#### [What to produce]
Write out the entire listing below exactly as it appears, minus any pictures.

#### [Given data]
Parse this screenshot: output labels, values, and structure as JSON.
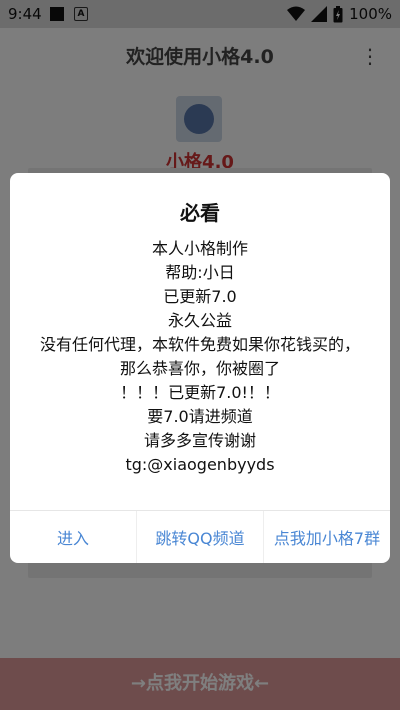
{
  "status_bar": {
    "time": "9:44",
    "battery_percent": "100%"
  },
  "app": {
    "title": "欢迎使用小格4.0",
    "subtitle": "小格4.0",
    "start_button": "→点我开始游戏←"
  },
  "dialog": {
    "title": "必看",
    "lines": [
      "本人小格制作",
      "帮助:小日",
      "已更新7.0",
      "永久公益",
      "没有任何代理，本软件免费如果你花钱买的，那么恭喜你，你被圈了",
      "！！！已更新7.0!！！",
      "要7.0请进频道",
      "请多多宣传谢谢",
      "tg:@xiaogenbyyds"
    ],
    "buttons": {
      "enter": "进入",
      "qq_channel": "跳转QQ频道",
      "add_author": "点我加小格7群"
    }
  },
  "colors": {
    "accent": "#4a87d4",
    "scrim": "rgba(0,0,0,0.5)"
  }
}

#### [Response to the exercise]
Parse this screenshot: output labels, values, and structure as JSON.
{
  "status_bar": {
    "time": "9:44",
    "battery_percent": "100%"
  },
  "app": {
    "title": "欢迎使用小格4.0",
    "subtitle": "小格4.0",
    "start_button": "→点我开始游戏←"
  },
  "dialog": {
    "title": "必看",
    "lines": [
      "本人小格制作",
      "帮助:小日",
      "已更新7.0",
      "永久公益",
      "没有任何代理，本软件免费如果你花钱买的，那么恭喜你，你被圈了",
      "！！！已更新7.0!！！",
      "要7.0请进频道",
      "请多多宣传谢谢",
      "tg:@xiaogenbyyds"
    ],
    "buttons": {
      "enter": "进入",
      "qq_channel": "跳转QQ频道",
      "add_author": "点我加小格7群"
    }
  },
  "colors": {
    "accent": "#4a87d4",
    "scrim": "rgba(0,0,0,0.5)"
  }
}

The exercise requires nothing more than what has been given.